**The task**
Starting at the line with "Read this page and output its text content.", return every line through the final one of the data, word for word. Pictures stay out.

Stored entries
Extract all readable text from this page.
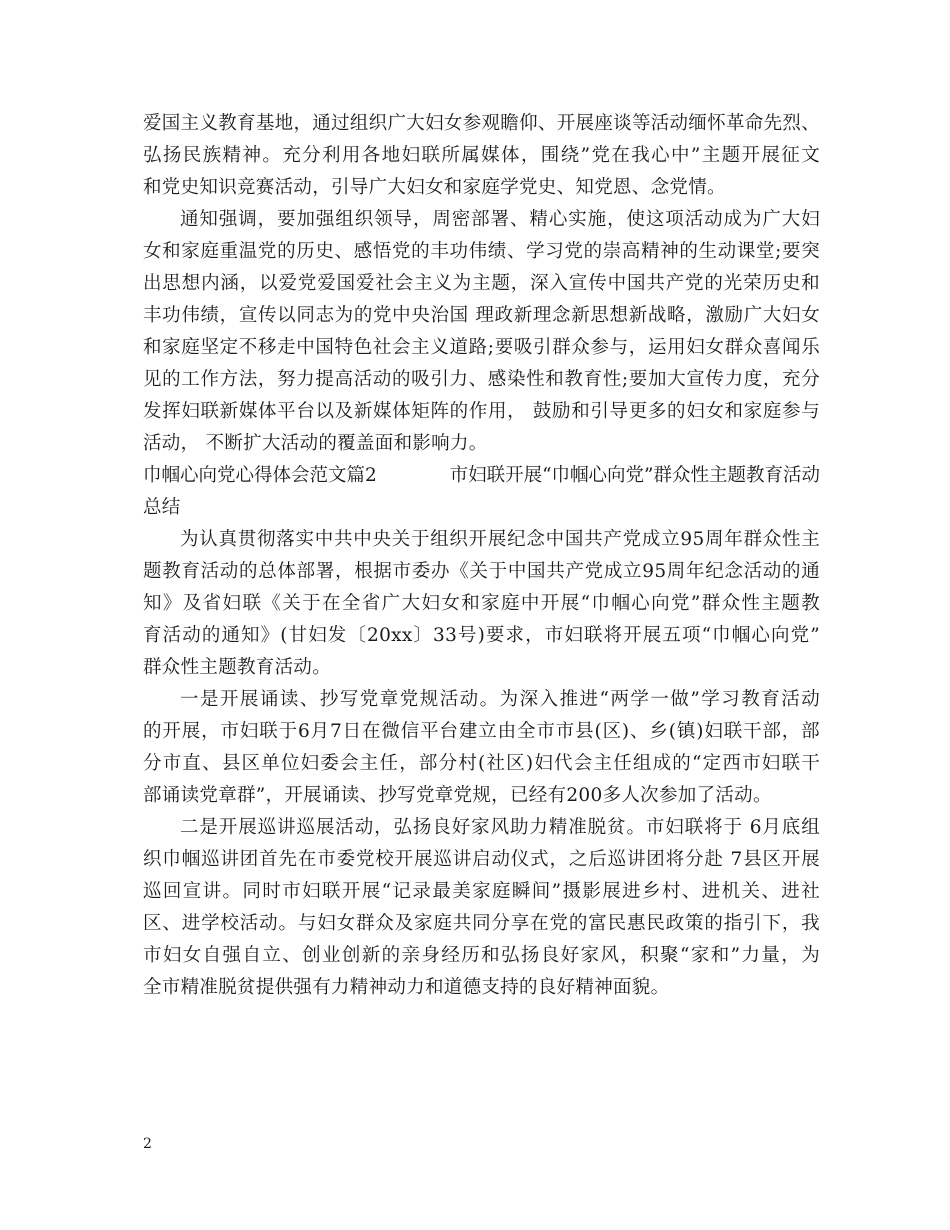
爱国主义教育基地，通过组织广大妇女参观瞻仰、开展座谈等活动缅怀革命先烈、
弘扬民族精神。充分利用各地妇联所属媒体，围绕”党在我心中”主题开展征文
和党史知识竞赛活动，引导广大妇女和家庭学党史、知党恩、念党情。
通知强调，要加强组织领导，周密部署、精心实施，使这项活动成为广大妇
女和家庭重温党的历史、感悟党的丰功伟绩、学习党的崇高精神的生动课堂;要突
出思想内涵，以爱党爱国爱社会主义为主题，深入宣传中国共产党的光荣历史和
丰功伟绩，宣传以同志为的党中央治国 理政新理念新思想新战略，激励广大妇女
和家庭坚定不移走中国特色社会主义道路;要吸引群众参与，运用妇女群众喜闻乐
见的工作方法，努力提高活动的吸引力、感染性和教育性;要加大宣传力度，充分
发挥妇联新媒体平台以及新媒体矩阵的作用， 鼓励和引导更多的妇女和家庭参与
活动， 不断扩大活动的覆盖面和影响力。
巾帼心向党心得体会范文篇2	市妇联开展“巾帼心向党”群众性主题教育活动
总结
为认真贯彻落实中共中央关于组织开展纪念中国共产党成立95周年群众性主
题教育活动的总体部署，根据市委办《关于中国共产党成立95周年纪念活动的通
知》及省妇联《关于在全省广大妇女和家庭中开展“巾帼心向党”群众性主题教
育活动的通知》(甘妇发〔20xx〕33号)要求，市妇联将开展五项“巾帼心向党”
群众性主题教育活动。
一是开展诵读、抄写党章党规活动。为深入推进“两学一做”学习教育活动
的开展，市妇联于6月7日在微信平台建立由全市市县(区)、乡(镇)妇联干部，部
分市直、县区单位妇委会主任，部分村(社区)妇代会主任组成的“定西市妇联干
部诵读党章群”，开展诵读、抄写党章党规，已经有200多人次参加了活动。
二是开展巡讲巡展活动，弘扬良好家风助力精准脱贫。市妇联将于 6月底组
织巾帼巡讲团首先在市委党校开展巡讲启动仪式，之后巡讲团将分赴 7县区开展
巡回宣讲。同时市妇联开展“记录最美家庭瞬间”摄影展进乡村、进机关、进社
区、进学校活动。与妇女群众及家庭共同分享在党的富民惠民政策的指引下，我
市妇女自强自立、创业创新的亲身经历和弘扬良好家风，积聚“家和”力量，为
全市精准脱贫提供强有力精神动力和道德支持的良好精神面貌。
2
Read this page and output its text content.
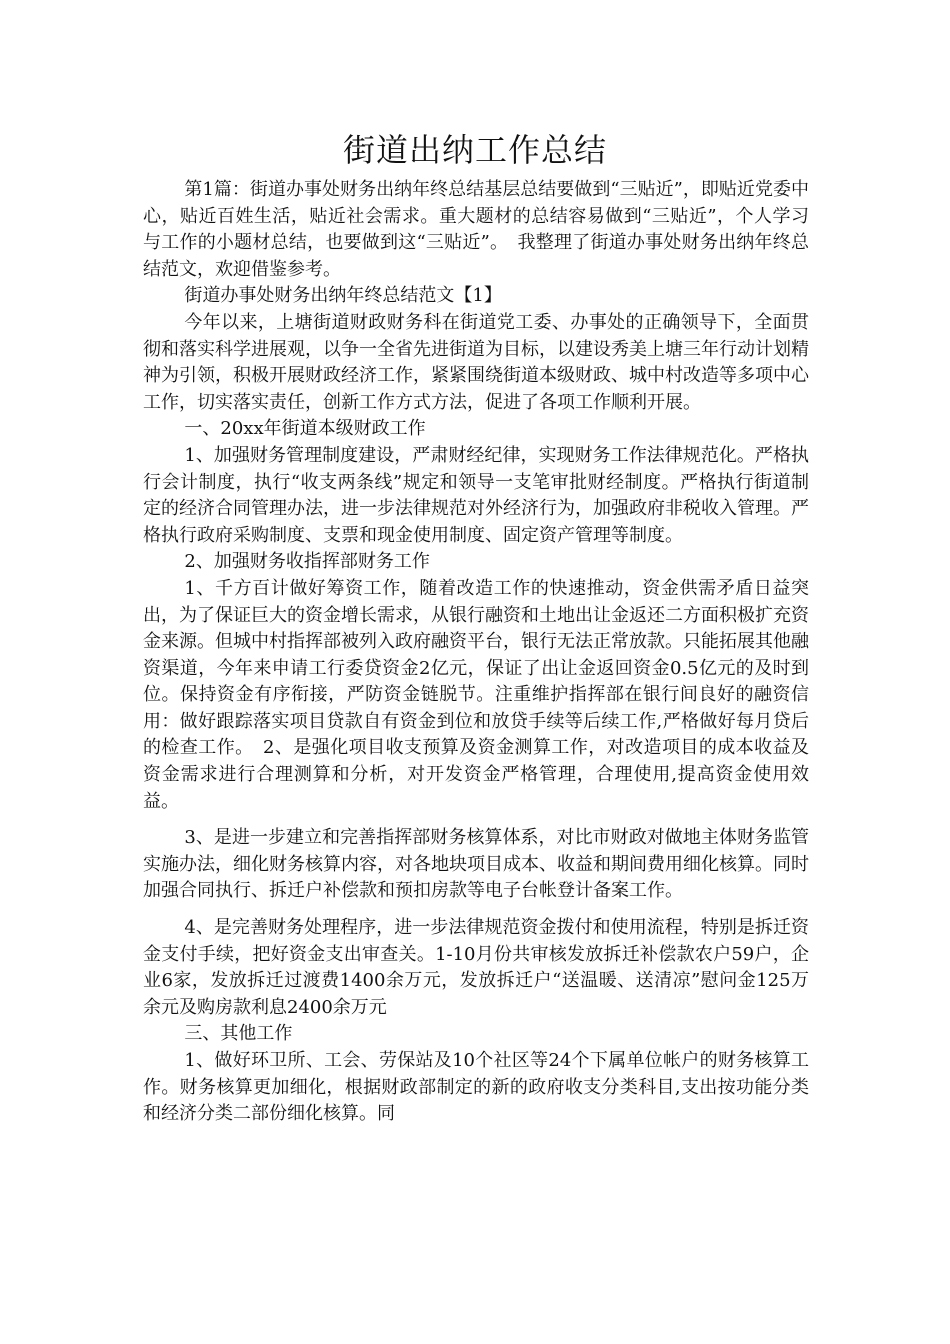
街道出纳工作总结

第1篇：街道办事处财务出纳年终总结基层总结要做到“三贴近”，即贴近党委中心，贴近百姓生活，贴近社会需求。重大题材的总结容易做到“三贴近”，个人学习与工作的小题材总结，也要做到这“三贴近”。　我整理了街道办事处财务出纳年终总结范文，欢迎借鉴参考。

街道办事处财务出纳年终总结范文【1】

今年以来，上塘街道财政财务科在街道党工委、办事处的正确领导下，全面贯彻和落实科学进展观，以争一全省先进街道为目标，以建设秀美上塘三年行动计划精神为引领，积极开展财政经济工作，紧紧围绕街道本级财政、城中村改造等多项中心工作，切实落实责任，创新工作方式方法，促进了各项工作顺利开展。

一、20xx年街道本级财政工作

1、加强财务管理制度建设，严肃财经纪律，实现财务工作法律规范化。严格执行会计制度，执行“收支两条线”规定和领导一支笔审批财经制度。严格执行街道制定的经济合同管理办法，进一步法律规范对外经济行为，加强政府非税收入管理。严格执行政府采购制度、支票和现金使用制度、固定资产管理等制度。

2、加强财务收指挥部财务工作

1、千方百计做好筹资工作，随着改造工作的快速推动，资金供需矛盾日益突出，为了保证巨大的资金增长需求，从银行融资和土地出让金返还二方面积极扩充资金来源。但城中村指挥部被列入政府融资平台，银行无法正常放款。只能拓展其他融资渠道，今年来申请工行委贷资金2亿元，保证了出让金返回资金0.5亿元的及时到位。保持资金有序衔接，严防资金链脱节。注重维护指挥部在银行间良好的融资信用：做好跟踪落实项目贷款自有资金到位和放贷手续等后续工作,严格做好每月贷后的检查工作。　2、是强化项目收支预算及资金测算工作，对改造项目的成本收益及资金需求进行合理测算和分析，对开发资金严格管理，合理使用,提高资金使用效益。

3、是进一步建立和完善指挥部财务核算体系，对比市财政对做地主体财务监管实施办法，细化财务核算内容，对各地块项目成本、收益和期间费用细化核算。同时加强合同执行、拆迁户补偿款和预扣房款等电子台帐登计备案工作。

4、是完善财务处理程序，进一步法律规范资金拨付和使用流程，特别是拆迁资金支付手续，把好资金支出审查关。1-10月份共审核发放拆迁补偿款农户59户，企业6家，发放拆迁过渡费1400余万元，发放拆迁户“送温暖、送清凉”慰问金125万余元及购房款利息2400余万元

三、其他工作

1、做好环卫所、工会、劳保站及10个社区等24个下属单位帐户的财务核算工作。财务核算更加细化，根据财政部制定的新的政府收支分类科目,支出按功能分类和经济分类二部份细化核算。同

**The answer**
Read this page and output its text content.
街道出纳工作总结

第1篇：街道办事处财务出纳年终总结基层总结要做到“三贴近”，即贴近党委中心，贴近百姓生活，贴近社会需求。重大题材的总结容易做到“三贴近”，个人学习与工作的小题材总结，也要做到这“三贴近”。　我整理了街道办事处财务出纳年终总结范文，欢迎借鉴参考。

街道办事处财务出纳年终总结范文【1】

今年以来，上塘街道财政财务科在街道党工委、办事处的正确领导下，全面贯彻和落实科学进展观，以争一全省先进街道为目标，以建设秀美上塘三年行动计划精神为引领，积极开展财政经济工作，紧紧围绕街道本级财政、城中村改造等多项中心工作，切实落实责任，创新工作方式方法，促进了各项工作顺利开展。

一、20xx年街道本级财政工作

1、加强财务管理制度建设，严肃财经纪律，实现财务工作法律规范化。严格执行会计制度，执行“收支两条线”规定和领导一支笔审批财经制度。严格执行街道制定的经济合同管理办法，进一步法律规范对外经济行为，加强政府非税收入管理。严格执行政府采购制度、支票和现金使用制度、固定资产管理等制度。

2、加强财务收指挥部财务工作

1、千方百计做好筹资工作，随着改造工作的快速推动，资金供需矛盾日益突出，为了保证巨大的资金增长需求，从银行融资和土地出让金返还二方面积极扩充资金来源。但城中村指挥部被列入政府融资平台，银行无法正常放款。只能拓展其他融资渠道，今年来申请工行委贷资金2亿元，保证了出让金返回资金0.5亿元的及时到位。保持资金有序衔接，严防资金链脱节。注重维护指挥部在银行间良好的融资信用：做好跟踪落实项目贷款自有资金到位和放贷手续等后续工作,严格做好每月贷后的检查工作。　2、是强化项目收支预算及资金测算工作，对改造项目的成本收益及资金需求进行合理测算和分析，对开发资金严格管理，合理使用,提高资金使用效益。

3、是进一步建立和完善指挥部财务核算体系，对比市财政对做地主体财务监管实施办法，细化财务核算内容，对各地块项目成本、收益和期间费用细化核算。同时加强合同执行、拆迁户补偿款和预扣房款等电子台帐登计备案工作。

4、是完善财务处理程序，进一步法律规范资金拨付和使用流程，特别是拆迁资金支付手续，把好资金支出审查关。1-10月份共审核发放拆迁补偿款农户59户，企业6家，发放拆迁过渡费1400余万元，发放拆迁户“送温暖、送清凉”慰问金125万余元及购房款利息2400余万元

三、其他工作

1、做好环卫所、工会、劳保站及10个社区等24个下属单位帐户的财务核算工作。财务核算更加细化，根据财政部制定的新的政府收支分类科目,支出按功能分类和经济分类二部份细化核算。同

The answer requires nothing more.